*Objective*
Return each line of the listing below, unchanged, and omit the images.

═════ Exercise inputs

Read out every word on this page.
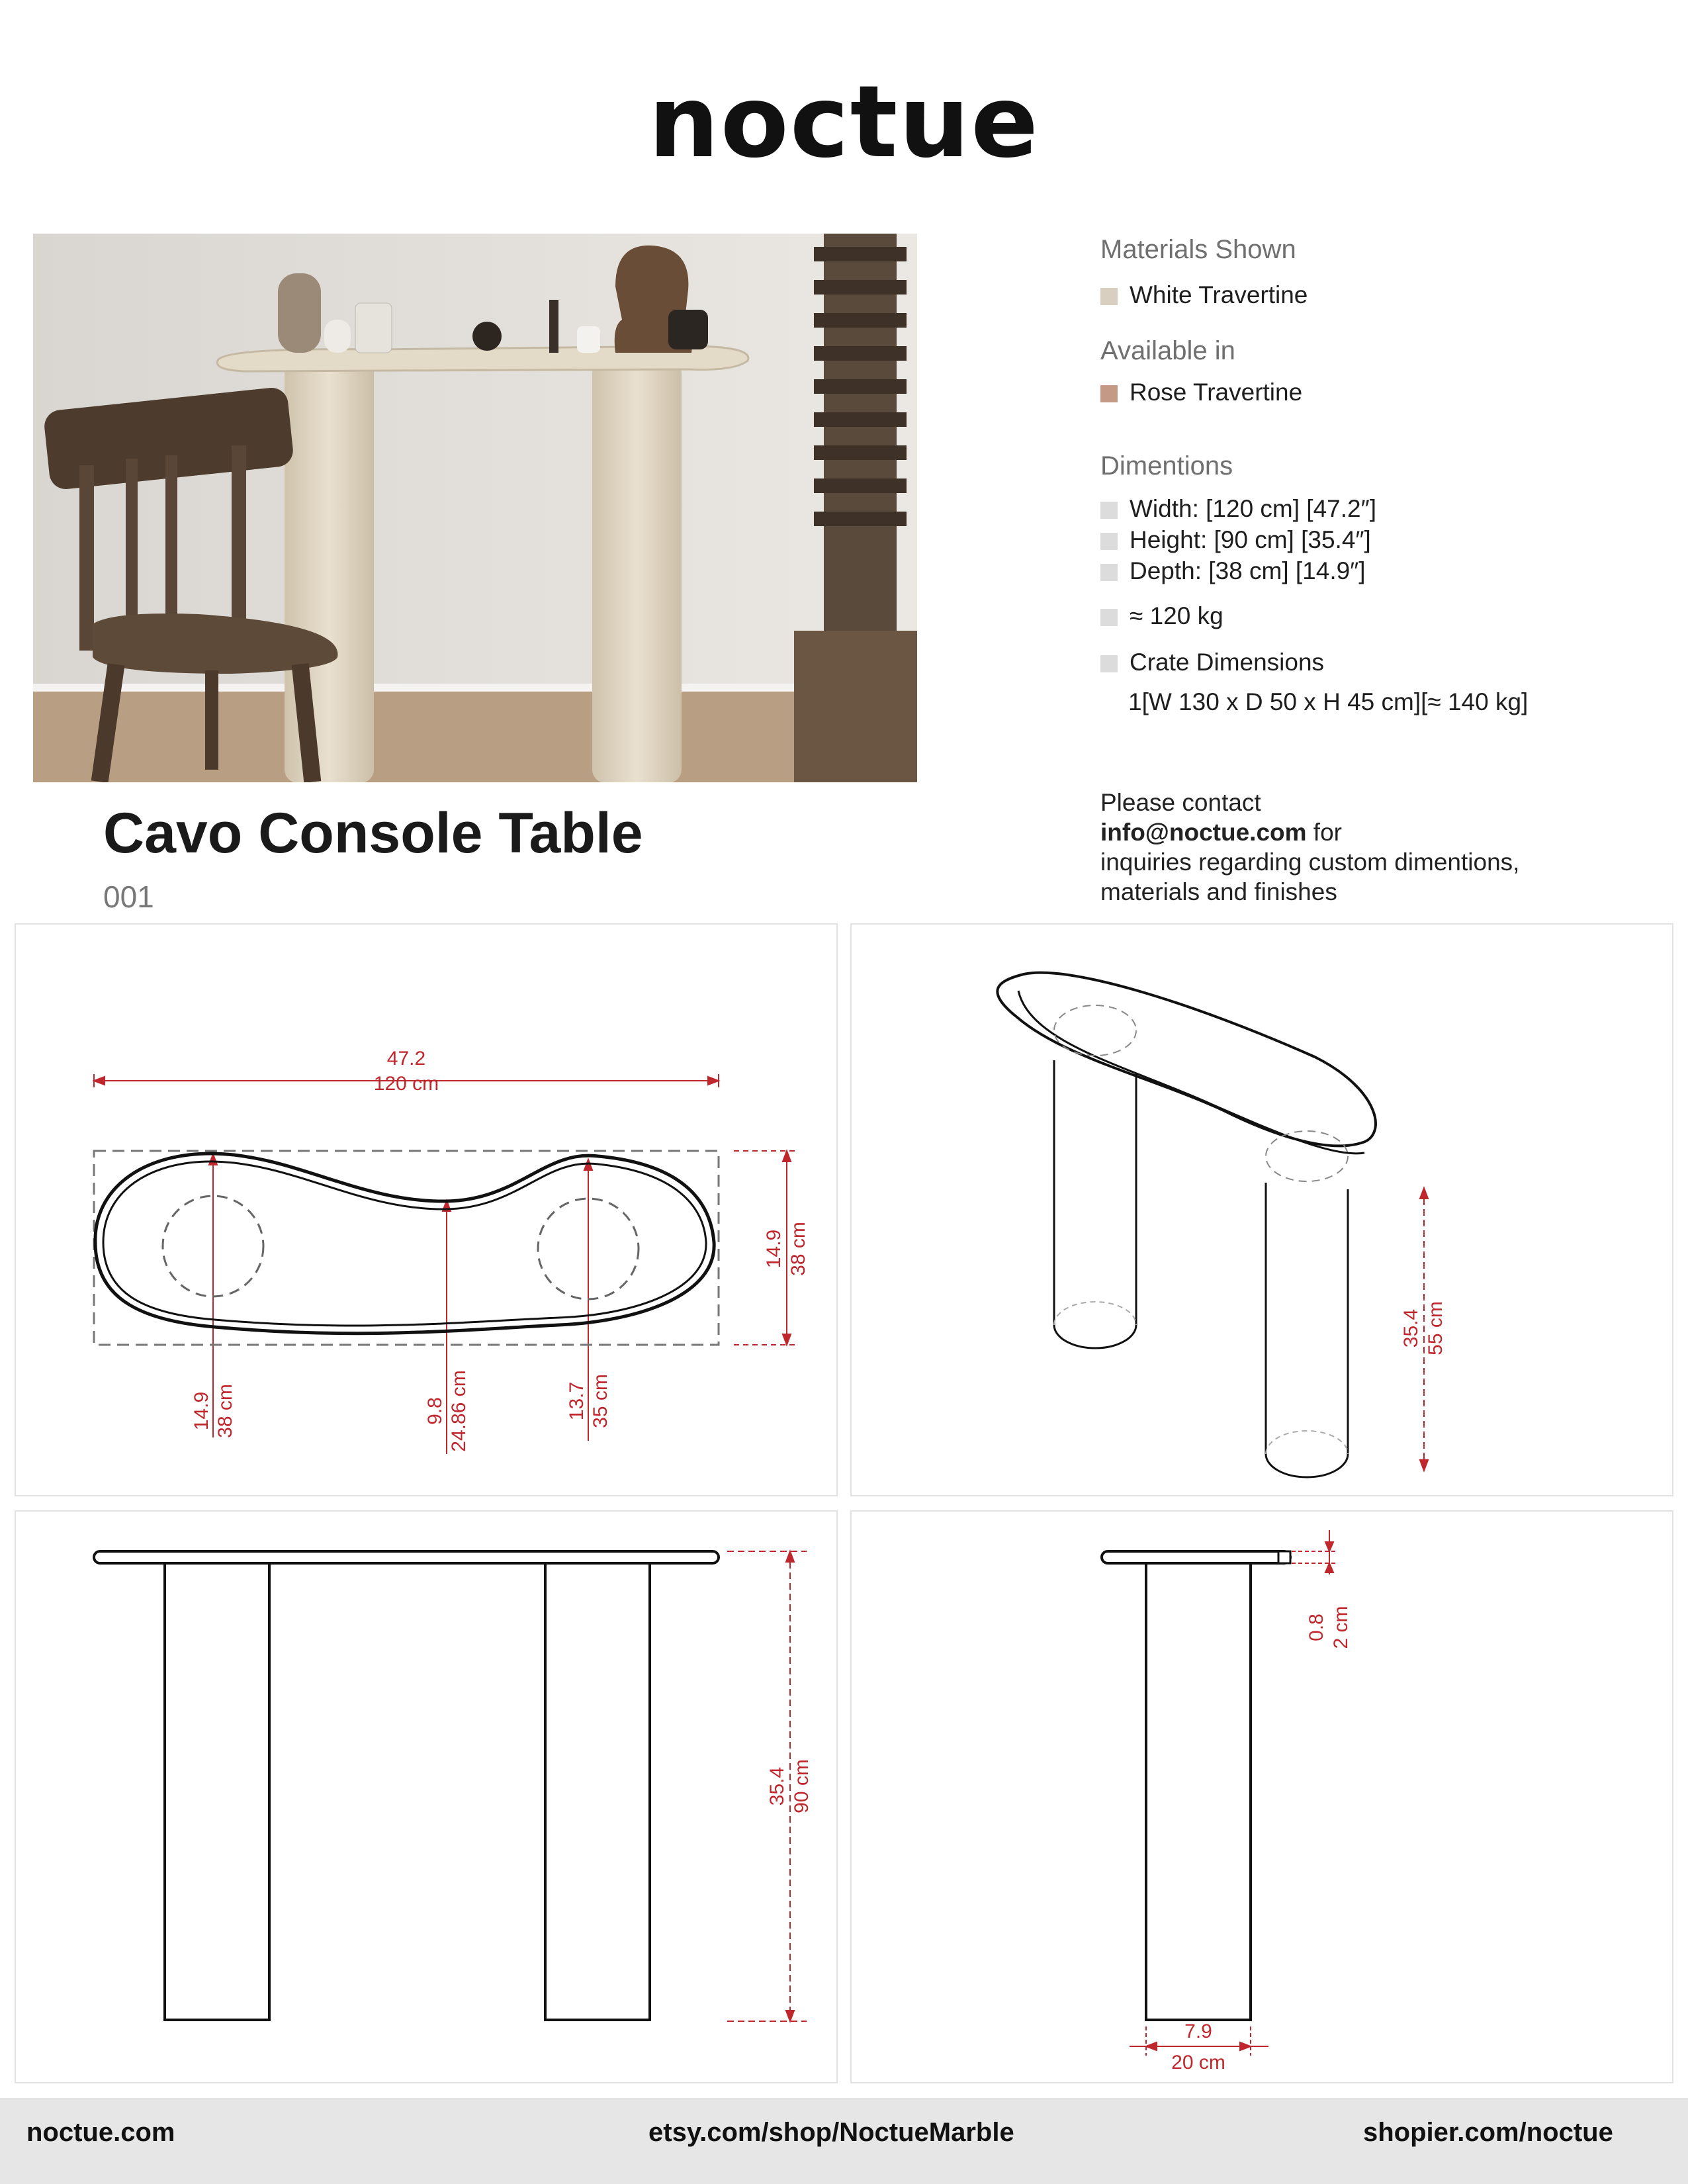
noctue
Materials Shown
White Travertine
Available in
Rose Travertine
Dimentions
Width: [120 cm] [47.2″]
Height: [90 cm] [35.4″]
Depth: [38 cm] [14.9″]
≈ 120 kg
Crate Dimensions
1[W 130 x D 50 x H 45 cm][≈ 140 kg]
Cavo Console Table
001
Please contact
info@noctue.com for
inquiries regarding custom dimentions,
materials and finishes
47.2
120 cm
14.9 38 cm
14.9 38 cm	9.8 24.86 cm	13.7 35 cm
35.4 55 cm
35.4 90 cm
0.8 2 cm
7.9
20 cm
noctue.com	etsy.com/shop/NoctueMarble	shopier.com/noctue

══════════

*Finished answer*
Read out every word on this page.
noctue
Materials Shown
White Travertine
Available in
Rose Travertine
Dimentions
Width: [120 cm] [47.2″]
Height: [90 cm] [35.4″]
Depth: [38 cm] [14.9″]
≈ 120 kg
Crate Dimensions
1[W 130 x D 50 x H 45 cm][≈ 140 kg]
Cavo Console Table
001
Please contact
info@noctue.com for
inquiries regarding custom dimentions,
materials and finishes
47.2
120 cm
14.9 38 cm
14.9 38 cm	9.8 24.86 cm	13.7 35 cm
35.4 55 cm
35.4 90 cm
0.8 2 cm
7.9
20 cm
noctue.com	etsy.com/shop/NoctueMarble	shopier.com/noctue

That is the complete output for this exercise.